Task to carry out: Could you print all the entries exactly?

[Saved data entries]
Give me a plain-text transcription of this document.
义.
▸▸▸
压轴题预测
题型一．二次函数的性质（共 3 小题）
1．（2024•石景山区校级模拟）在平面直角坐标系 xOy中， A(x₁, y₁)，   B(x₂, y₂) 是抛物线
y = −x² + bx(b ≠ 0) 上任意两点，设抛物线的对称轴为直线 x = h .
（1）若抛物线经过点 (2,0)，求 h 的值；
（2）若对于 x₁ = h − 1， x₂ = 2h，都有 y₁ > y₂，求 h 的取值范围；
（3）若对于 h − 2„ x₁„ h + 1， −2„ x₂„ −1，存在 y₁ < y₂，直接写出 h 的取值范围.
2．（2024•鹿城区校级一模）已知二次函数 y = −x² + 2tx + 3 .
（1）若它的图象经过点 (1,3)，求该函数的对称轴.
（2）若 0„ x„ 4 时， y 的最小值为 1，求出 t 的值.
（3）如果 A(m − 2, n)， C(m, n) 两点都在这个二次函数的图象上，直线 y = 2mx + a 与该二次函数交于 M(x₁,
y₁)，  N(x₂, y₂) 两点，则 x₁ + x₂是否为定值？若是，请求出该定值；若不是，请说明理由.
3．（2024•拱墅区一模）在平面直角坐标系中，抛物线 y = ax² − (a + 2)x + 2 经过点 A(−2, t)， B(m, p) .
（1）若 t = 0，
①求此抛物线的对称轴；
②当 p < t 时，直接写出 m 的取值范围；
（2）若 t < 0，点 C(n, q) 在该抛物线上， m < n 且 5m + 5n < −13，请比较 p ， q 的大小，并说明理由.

Output of the task:
Give me a plain-text transcription of this document.
义.
▸▸▸
压轴题预测
题型一．二次函数的性质（共 3 小题）
1．（2024•石景山区校级模拟）在平面直角坐标系 xOy中， A(x₁, y₁)，   B(x₂, y₂) 是抛物线
y = −x² + bx(b ≠ 0) 上任意两点，设抛物线的对称轴为直线 x = h .
（1）若抛物线经过点 (2,0)，求 h 的值；
（2）若对于 x₁ = h − 1， x₂ = 2h，都有 y₁ > y₂，求 h 的取值范围；
（3）若对于 h − 2„ x₁„ h + 1， −2„ x₂„ −1，存在 y₁ < y₂，直接写出 h 的取值范围.
2．（2024•鹿城区校级一模）已知二次函数 y = −x² + 2tx + 3 .
（1）若它的图象经过点 (1,3)，求该函数的对称轴.
（2）若 0„ x„ 4 时， y 的最小值为 1，求出 t 的值.
（3）如果 A(m − 2, n)， C(m, n) 两点都在这个二次函数的图象上，直线 y = 2mx + a 与该二次函数交于 M(x₁,
y₁)，  N(x₂, y₂) 两点，则 x₁ + x₂是否为定值？若是，请求出该定值；若不是，请说明理由.
3．（2024•拱墅区一模）在平面直角坐标系中，抛物线 y = ax² − (a + 2)x + 2 经过点 A(−2, t)， B(m, p) .
（1）若 t = 0，
①求此抛物线的对称轴；
②当 p < t 时，直接写出 m 的取值范围；
（2）若 t < 0，点 C(n, q) 在该抛物线上， m < n 且 5m + 5n < −13，请比较 p ， q 的大小，并说明理由.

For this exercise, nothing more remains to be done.